Available data:
▼
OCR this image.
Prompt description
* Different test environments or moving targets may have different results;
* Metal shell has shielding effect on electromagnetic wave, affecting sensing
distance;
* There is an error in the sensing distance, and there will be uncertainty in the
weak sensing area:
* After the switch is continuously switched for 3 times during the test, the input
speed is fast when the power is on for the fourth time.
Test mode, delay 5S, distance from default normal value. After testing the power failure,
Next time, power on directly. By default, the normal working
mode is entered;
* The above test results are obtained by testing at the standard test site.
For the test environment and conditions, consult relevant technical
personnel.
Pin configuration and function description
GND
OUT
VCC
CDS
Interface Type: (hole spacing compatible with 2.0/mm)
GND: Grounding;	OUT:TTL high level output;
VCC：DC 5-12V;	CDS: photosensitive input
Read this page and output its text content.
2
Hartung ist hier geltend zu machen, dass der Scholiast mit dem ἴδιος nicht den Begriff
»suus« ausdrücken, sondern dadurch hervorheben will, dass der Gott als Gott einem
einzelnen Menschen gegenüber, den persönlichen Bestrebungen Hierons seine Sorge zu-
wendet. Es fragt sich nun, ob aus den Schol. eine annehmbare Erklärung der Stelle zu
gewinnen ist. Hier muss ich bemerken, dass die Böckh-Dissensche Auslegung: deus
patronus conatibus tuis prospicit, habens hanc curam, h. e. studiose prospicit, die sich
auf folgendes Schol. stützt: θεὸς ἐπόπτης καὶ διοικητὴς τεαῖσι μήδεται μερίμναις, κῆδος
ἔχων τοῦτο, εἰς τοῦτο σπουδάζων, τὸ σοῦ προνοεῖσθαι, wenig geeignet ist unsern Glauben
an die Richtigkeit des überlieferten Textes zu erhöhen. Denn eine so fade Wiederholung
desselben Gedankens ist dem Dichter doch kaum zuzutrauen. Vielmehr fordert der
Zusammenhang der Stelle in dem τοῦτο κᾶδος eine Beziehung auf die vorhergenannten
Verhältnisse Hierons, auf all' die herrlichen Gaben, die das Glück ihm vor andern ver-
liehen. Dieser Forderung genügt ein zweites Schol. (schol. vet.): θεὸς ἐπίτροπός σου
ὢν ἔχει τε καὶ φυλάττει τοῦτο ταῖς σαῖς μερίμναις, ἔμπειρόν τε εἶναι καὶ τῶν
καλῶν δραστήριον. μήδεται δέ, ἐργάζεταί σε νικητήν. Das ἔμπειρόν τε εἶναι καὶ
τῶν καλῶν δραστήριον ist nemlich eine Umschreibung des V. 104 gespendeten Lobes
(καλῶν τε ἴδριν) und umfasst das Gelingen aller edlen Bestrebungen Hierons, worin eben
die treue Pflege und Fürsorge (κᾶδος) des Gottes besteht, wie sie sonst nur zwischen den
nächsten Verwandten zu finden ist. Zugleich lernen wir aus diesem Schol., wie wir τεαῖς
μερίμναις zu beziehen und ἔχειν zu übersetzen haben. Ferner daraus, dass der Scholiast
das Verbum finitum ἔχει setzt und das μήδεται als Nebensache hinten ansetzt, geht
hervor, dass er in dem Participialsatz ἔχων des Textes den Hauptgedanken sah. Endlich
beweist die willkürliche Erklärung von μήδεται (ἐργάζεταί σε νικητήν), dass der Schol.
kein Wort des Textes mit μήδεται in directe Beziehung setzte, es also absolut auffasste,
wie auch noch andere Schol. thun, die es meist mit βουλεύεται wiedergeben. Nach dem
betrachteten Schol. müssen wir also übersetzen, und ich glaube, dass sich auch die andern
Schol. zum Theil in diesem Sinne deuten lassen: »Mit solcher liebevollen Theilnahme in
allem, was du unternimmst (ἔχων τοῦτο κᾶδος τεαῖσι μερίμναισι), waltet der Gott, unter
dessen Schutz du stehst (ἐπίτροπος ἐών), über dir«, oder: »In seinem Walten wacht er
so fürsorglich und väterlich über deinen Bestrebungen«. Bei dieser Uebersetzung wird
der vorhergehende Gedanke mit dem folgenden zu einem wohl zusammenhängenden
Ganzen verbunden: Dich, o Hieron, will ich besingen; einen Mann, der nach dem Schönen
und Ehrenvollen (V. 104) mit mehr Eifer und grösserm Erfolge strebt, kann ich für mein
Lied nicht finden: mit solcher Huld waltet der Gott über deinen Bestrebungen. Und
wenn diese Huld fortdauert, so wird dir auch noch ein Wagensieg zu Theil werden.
▲
Exercise directions:
Report how many lines include the word "Huld". Give nothing but the number.

Exercise solution:
2